Work to be completed —
Copy out all the data, word for word.

Task material —
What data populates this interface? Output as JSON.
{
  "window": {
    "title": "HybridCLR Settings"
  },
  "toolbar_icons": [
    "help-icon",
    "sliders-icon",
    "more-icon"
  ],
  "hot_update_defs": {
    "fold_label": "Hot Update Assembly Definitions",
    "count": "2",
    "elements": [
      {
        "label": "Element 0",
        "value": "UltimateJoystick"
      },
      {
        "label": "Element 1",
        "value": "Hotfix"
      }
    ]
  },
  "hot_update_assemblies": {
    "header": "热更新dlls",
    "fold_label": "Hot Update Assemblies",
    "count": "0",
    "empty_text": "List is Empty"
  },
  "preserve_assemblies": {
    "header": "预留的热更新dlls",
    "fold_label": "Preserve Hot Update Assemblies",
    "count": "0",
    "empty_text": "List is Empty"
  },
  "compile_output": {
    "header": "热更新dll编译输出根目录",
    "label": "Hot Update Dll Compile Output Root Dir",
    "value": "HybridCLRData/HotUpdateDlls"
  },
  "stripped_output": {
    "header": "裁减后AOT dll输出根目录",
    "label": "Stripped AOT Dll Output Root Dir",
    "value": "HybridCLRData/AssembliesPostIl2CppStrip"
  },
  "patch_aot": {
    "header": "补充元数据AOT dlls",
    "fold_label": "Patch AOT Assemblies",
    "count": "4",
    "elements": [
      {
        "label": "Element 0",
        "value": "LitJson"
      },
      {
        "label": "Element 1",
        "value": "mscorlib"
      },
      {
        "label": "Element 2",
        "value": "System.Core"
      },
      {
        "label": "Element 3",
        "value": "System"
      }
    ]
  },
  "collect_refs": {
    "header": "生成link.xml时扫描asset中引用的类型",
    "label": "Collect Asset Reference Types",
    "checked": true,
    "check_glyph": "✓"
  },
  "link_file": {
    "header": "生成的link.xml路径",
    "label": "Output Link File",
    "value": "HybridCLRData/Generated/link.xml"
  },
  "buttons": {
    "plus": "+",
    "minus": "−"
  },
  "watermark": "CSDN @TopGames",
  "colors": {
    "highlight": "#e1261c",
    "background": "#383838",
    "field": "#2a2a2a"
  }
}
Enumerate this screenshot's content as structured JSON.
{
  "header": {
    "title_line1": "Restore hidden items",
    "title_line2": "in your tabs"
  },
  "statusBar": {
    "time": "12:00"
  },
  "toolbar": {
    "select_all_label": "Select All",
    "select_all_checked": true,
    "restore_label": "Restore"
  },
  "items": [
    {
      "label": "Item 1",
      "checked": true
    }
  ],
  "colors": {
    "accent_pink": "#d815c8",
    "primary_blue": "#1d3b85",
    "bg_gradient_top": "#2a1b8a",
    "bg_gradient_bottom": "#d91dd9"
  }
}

Written solution —
What data populates this interface? Output as JSON.
{
  "window": {
    "title": "HybridCLR Settings"
  },
  "toolbar_icons": [
    "help-icon",
    "sliders-icon",
    "more-icon"
  ],
  "hot_update_defs": {
    "fold_label": "Hot Update Assembly Definitions",
    "count": "2",
    "elements": [
      {
        "label": "Element 0",
        "value": "UltimateJoystick"
      },
      {
        "label": "Element 1",
        "value": "Hotfix"
      }
    ]
  },
  "hot_update_assemblies": {
    "header": "热更新dlls",
    "fold_label": "Hot Update Assemblies",
    "count": "0",
    "empty_text": "List is Empty"
  },
  "preserve_assemblies": {
    "header": "预留的热更新dlls",
    "fold_label": "Preserve Hot Update Assemblies",
    "count": "0",
    "empty_text": "List is Empty"
  },
  "compile_output": {
    "header": "热更新dll编译输出根目录",
    "label": "Hot Update Dll Compile Output Root Dir",
    "value": "HybridCLRData/HotUpdateDlls"
  },
  "stripped_output": {
    "header": "裁减后AOT dll输出根目录",
    "label": "Stripped AOT Dll Output Root Dir",
    "value": "HybridCLRData/AssembliesPostIl2CppStrip"
  },
  "patch_aot": {
    "header": "补充元数据AOT dlls",
    "fold_label": "Patch AOT Assemblies",
    "count": "4",
    "elements": [
      {
        "label": "Element 0",
        "value": "LitJson"
      },
      {
        "label": "Element 1",
        "value": "mscorlib"
      },
      {
        "label": "Element 2",
        "value": "System.Core"
      },
      {
        "label": "Element 3",
        "value": "System"
      }
    ]
  },
  "collect_refs": {
    "header": "生成link.xml时扫描asset中引用的类型",
    "label": "Collect Asset Reference Types",
    "checked": true,
    "check_glyph": "✓"
  },
  "link_file": {
    "header": "生成的link.xml路径",
    "label": "Output Link File",
    "value": "HybridCLRData/Generated/link.xml"
  },
  "buttons": {
    "plus": "+",
    "minus": "−"
  },
  "watermark": "CSDN @TopGames",
  "colors": {
    "highlight": "#e1261c",
    "background": "#383838",
    "field": "#2a2a2a"
  }
}
Enumerate this screenshot's content as structured JSON.
{
  "header": {
    "title_line1": "Restore hidden items",
    "title_line2": "in your tabs"
  },
  "statusBar": {
    "time": "12:00"
  },
  "toolbar": {
    "select_all_label": "Select All",
    "select_all_checked": true,
    "restore_label": "Restore"
  },
  "items": [
    {
      "label": "Item 1",
      "checked": true
    }
  ],
  "colors": {
    "accent_pink": "#d815c8",
    "primary_blue": "#1d3b85",
    "bg_gradient_top": "#2a1b8a",
    "bg_gradient_bottom": "#d91dd9"
  }
}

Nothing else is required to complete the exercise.